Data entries
+++++

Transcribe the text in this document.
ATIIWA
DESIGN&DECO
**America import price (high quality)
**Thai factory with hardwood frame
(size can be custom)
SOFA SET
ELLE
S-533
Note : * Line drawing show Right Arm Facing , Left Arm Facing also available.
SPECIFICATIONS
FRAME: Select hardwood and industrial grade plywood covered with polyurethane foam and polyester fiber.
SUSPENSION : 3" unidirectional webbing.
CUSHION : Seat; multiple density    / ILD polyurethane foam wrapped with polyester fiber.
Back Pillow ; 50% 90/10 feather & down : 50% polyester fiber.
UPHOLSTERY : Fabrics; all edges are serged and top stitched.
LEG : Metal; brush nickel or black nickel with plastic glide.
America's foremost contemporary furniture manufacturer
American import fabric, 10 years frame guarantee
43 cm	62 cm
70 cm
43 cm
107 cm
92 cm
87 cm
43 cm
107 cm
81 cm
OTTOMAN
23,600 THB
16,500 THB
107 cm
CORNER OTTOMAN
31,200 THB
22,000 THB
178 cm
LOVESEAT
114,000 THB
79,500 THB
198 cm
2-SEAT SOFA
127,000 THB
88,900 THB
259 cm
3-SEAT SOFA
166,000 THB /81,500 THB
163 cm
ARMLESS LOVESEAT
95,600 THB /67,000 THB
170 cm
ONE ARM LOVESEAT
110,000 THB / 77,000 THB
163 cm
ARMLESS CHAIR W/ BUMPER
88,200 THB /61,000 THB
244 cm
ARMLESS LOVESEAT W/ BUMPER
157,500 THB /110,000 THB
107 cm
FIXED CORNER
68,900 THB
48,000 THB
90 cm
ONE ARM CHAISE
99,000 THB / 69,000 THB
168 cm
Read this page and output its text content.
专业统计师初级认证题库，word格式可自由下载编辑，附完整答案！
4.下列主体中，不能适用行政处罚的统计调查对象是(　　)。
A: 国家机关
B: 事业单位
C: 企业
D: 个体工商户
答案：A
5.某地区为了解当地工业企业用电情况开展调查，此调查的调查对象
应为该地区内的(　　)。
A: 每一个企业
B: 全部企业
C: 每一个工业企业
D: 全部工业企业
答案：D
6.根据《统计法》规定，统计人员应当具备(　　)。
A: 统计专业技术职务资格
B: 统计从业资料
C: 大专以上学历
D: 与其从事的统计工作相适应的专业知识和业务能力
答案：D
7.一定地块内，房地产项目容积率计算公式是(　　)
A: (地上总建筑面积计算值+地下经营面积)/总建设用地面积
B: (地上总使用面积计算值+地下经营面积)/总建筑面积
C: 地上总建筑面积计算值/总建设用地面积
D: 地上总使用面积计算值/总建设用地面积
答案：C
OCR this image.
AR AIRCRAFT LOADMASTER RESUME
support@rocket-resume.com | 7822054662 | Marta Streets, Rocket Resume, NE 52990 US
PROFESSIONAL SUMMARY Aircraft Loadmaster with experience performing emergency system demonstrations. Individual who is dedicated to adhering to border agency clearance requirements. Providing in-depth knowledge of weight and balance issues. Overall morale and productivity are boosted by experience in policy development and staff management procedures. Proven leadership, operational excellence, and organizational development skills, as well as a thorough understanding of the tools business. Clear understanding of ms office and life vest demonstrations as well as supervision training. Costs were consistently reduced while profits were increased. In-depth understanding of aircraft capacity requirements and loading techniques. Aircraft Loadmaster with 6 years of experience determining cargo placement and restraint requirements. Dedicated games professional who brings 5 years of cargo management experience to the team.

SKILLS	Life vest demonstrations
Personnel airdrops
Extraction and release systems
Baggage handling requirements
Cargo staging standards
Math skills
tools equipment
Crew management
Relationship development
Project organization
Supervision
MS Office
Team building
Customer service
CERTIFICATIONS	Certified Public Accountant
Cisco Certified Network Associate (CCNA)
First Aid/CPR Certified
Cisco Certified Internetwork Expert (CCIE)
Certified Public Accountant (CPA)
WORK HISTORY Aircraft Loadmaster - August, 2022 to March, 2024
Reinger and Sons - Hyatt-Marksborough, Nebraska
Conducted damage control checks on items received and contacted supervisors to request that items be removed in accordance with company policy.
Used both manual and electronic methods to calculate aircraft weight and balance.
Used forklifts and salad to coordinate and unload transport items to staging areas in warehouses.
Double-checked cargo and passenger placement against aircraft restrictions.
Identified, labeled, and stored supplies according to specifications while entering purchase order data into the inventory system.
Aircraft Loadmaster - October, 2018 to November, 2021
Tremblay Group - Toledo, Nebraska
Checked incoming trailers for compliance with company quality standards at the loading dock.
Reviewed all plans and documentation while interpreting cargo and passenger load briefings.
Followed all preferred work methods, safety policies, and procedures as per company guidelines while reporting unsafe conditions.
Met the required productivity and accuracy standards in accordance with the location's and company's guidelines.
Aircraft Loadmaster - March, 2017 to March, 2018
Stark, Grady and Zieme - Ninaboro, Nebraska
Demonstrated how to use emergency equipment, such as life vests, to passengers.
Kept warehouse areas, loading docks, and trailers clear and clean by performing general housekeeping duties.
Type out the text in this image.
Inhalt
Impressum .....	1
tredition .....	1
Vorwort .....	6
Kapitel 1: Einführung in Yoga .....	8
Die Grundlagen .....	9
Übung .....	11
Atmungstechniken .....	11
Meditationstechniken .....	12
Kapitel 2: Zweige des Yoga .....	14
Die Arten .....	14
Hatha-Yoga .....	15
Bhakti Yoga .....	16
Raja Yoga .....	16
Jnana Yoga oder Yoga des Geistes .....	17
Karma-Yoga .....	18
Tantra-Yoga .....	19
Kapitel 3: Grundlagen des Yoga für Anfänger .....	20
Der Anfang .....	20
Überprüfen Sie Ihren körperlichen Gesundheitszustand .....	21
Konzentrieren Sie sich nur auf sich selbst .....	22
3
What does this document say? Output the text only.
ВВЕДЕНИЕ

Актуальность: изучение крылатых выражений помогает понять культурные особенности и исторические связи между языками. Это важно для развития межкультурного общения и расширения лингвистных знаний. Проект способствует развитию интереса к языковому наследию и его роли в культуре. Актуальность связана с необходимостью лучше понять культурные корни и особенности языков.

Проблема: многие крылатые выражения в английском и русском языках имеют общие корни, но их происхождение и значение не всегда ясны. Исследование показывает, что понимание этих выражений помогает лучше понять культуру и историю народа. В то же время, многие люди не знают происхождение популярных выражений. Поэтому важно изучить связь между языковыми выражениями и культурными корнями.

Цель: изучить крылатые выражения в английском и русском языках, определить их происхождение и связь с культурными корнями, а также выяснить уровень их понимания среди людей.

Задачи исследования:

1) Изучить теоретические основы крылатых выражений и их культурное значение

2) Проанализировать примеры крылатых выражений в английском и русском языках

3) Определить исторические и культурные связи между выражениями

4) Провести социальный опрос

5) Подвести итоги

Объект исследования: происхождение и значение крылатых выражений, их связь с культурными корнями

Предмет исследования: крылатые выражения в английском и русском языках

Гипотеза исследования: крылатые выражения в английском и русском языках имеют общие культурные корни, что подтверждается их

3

+++++

■ **YOUR INSTRUCTIONS**: Scan the entries above and work out how many lines include the word "polyurethane"; the reply is that number alone.

■ **SOLUTION TO THIS TASK**: 2